* [ABOUT THIS EXERCISE]: So that the copy matches the original, write out every entry exactly.

* [SUPPLIED DATA]:

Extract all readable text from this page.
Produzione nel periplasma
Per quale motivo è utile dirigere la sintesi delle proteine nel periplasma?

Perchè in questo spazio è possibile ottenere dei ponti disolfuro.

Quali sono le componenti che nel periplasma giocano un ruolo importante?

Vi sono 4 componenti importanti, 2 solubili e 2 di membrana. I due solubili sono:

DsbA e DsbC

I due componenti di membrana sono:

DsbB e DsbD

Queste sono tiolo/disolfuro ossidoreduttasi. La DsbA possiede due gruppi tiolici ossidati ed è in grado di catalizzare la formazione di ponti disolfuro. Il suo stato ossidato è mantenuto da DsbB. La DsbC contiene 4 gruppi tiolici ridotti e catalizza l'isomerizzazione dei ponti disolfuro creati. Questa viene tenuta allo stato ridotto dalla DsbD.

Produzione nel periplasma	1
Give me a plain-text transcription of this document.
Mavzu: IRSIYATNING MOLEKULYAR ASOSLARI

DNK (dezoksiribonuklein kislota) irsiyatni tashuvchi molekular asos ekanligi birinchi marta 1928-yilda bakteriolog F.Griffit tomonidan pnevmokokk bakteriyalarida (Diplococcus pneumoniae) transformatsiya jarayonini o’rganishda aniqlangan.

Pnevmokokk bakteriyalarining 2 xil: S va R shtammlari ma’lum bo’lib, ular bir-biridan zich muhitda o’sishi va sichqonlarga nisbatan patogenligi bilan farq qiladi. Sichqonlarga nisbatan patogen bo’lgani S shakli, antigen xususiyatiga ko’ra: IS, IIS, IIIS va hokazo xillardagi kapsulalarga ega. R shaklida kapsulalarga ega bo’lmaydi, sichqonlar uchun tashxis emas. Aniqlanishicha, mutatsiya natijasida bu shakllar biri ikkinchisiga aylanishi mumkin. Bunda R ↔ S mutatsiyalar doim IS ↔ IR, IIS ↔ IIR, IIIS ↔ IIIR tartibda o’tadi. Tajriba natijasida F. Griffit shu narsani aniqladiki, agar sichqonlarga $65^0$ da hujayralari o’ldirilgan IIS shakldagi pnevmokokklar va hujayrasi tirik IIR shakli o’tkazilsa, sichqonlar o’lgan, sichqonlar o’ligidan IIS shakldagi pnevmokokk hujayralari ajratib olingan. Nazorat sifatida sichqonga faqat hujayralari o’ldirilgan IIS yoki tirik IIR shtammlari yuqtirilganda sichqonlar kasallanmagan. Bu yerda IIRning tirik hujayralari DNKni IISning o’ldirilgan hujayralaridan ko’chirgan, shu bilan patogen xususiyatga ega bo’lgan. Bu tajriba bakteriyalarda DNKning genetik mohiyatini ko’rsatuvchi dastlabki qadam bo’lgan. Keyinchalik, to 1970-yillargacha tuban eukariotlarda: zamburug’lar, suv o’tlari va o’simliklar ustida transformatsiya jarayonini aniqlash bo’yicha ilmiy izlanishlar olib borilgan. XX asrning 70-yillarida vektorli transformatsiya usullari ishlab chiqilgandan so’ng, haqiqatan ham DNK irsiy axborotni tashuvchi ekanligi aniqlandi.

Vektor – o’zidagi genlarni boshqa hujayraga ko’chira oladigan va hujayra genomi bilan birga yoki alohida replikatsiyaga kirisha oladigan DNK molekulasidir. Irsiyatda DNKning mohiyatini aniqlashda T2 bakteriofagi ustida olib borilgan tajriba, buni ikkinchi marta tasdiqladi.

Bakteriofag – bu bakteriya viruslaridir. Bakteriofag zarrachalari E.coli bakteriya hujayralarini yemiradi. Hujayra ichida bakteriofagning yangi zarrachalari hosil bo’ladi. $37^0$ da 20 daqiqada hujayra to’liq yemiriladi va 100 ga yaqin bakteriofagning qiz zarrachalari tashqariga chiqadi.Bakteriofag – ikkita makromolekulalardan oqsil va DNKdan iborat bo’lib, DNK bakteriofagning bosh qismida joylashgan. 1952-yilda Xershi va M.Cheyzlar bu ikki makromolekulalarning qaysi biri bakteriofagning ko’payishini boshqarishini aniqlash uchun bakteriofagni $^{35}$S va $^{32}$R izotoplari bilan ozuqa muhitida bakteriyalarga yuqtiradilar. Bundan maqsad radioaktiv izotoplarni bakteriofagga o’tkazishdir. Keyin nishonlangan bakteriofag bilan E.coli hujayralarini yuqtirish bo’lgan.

* [OUTPUT BELOW]:
Extract all readable text from this page.
Produzione nel periplasma
Per quale motivo è utile dirigere la sintesi delle proteine nel periplasma?

Perchè in questo spazio è possibile ottenere dei ponti disolfuro.

Quali sono le componenti che nel periplasma giocano un ruolo importante?

Vi sono 4 componenti importanti, 2 solubili e 2 di membrana. I due solubili sono:

DsbA e DsbC

I due componenti di membrana sono:

DsbB e DsbD

Queste sono tiolo/disolfuro ossidoreduttasi. La DsbA possiede due gruppi tiolici ossidati ed è in grado di catalizzare la formazione di ponti disolfuro. Il suo stato ossidato è mantenuto da DsbB. La DsbC contiene 4 gruppi tiolici ridotti e catalizza l'isomerizzazione dei ponti disolfuro creati. Questa viene tenuta allo stato ridotto dalla DsbD.

Produzione nel periplasma	1
Give me a plain-text transcription of this document.
Mavzu: IRSIYATNING MOLEKULYAR ASOSLARI

DNK (dezoksiribonuklein kislota) irsiyatni tashuvchi molekular asos ekanligi birinchi marta 1928-yilda bakteriolog F.Griffit tomonidan pnevmokokk bakteriyalarida (Diplococcus pneumoniae) transformatsiya jarayonini o’rganishda aniqlangan.

Pnevmokokk bakteriyalarining 2 xil: S va R shtammlari ma’lum bo’lib, ular bir-biridan zich muhitda o’sishi va sichqonlarga nisbatan patogenligi bilan farq qiladi. Sichqonlarga nisbatan patogen bo’lgani S shakli, antigen xususiyatiga ko’ra: IS, IIS, IIIS va hokazo xillardagi kapsulalarga ega. R shaklida kapsulalarga ega bo’lmaydi, sichqonlar uchun tashxis emas. Aniqlanishicha, mutatsiya natijasida bu shakllar biri ikkinchisiga aylanishi mumkin. Bunda R ↔ S mutatsiyalar doim IS ↔ IR, IIS ↔ IIR, IIIS ↔ IIIR tartibda o’tadi. Tajriba natijasida F. Griffit shu narsani aniqladiki, agar sichqonlarga $65^0$ da hujayralari o’ldirilgan IIS shakldagi pnevmokokklar va hujayrasi tirik IIR shakli o’tkazilsa, sichqonlar o’lgan, sichqonlar o’ligidan IIS shakldagi pnevmokokk hujayralari ajratib olingan. Nazorat sifatida sichqonga faqat hujayralari o’ldirilgan IIS yoki tirik IIR shtammlari yuqtirilganda sichqonlar kasallanmagan. Bu yerda IIRning tirik hujayralari DNKni IISning o’ldirilgan hujayralaridan ko’chirgan, shu bilan patogen xususiyatga ega bo’lgan. Bu tajriba bakteriyalarda DNKning genetik mohiyatini ko’rsatuvchi dastlabki qadam bo’lgan. Keyinchalik, to 1970-yillargacha tuban eukariotlarda: zamburug’lar, suv o’tlari va o’simliklar ustida transformatsiya jarayonini aniqlash bo’yicha ilmiy izlanishlar olib borilgan. XX asrning 70-yillarida vektorli transformatsiya usullari ishlab chiqilgandan so’ng, haqiqatan ham DNK irsiy axborotni tashuvchi ekanligi aniqlandi.

Vektor – o’zidagi genlarni boshqa hujayraga ko’chira oladigan va hujayra genomi bilan birga yoki alohida replikatsiyaga kirisha oladigan DNK molekulasidir. Irsiyatda DNKning mohiyatini aniqlashda T2 bakteriofagi ustida olib borilgan tajriba, buni ikkinchi marta tasdiqladi.

Bakteriofag – bu bakteriya viruslaridir. Bakteriofag zarrachalari E.coli bakteriya hujayralarini yemiradi. Hujayra ichida bakteriofagning yangi zarrachalari hosil bo’ladi. $37^0$ da 20 daqiqada hujayra to’liq yemiriladi va 100 ga yaqin bakteriofagning qiz zarrachalari tashqariga chiqadi.Bakteriofag – ikkita makromolekulalardan oqsil va DNKdan iborat bo’lib, DNK bakteriofagning bosh qismida joylashgan. 1952-yilda Xershi va M.Cheyzlar bu ikki makromolekulalarning qaysi biri bakteriofagning ko’payishini boshqarishini aniqlash uchun bakteriofagni $^{35}$S va $^{32}$R izotoplari bilan ozuqa muhitida bakteriyalarga yuqtiradilar. Bundan maqsad radioaktiv izotoplarni bakteriofagga o’tkazishdir. Keyin nishonlangan bakteriofag bilan E.coli hujayralarini yuqtirish bo’lgan.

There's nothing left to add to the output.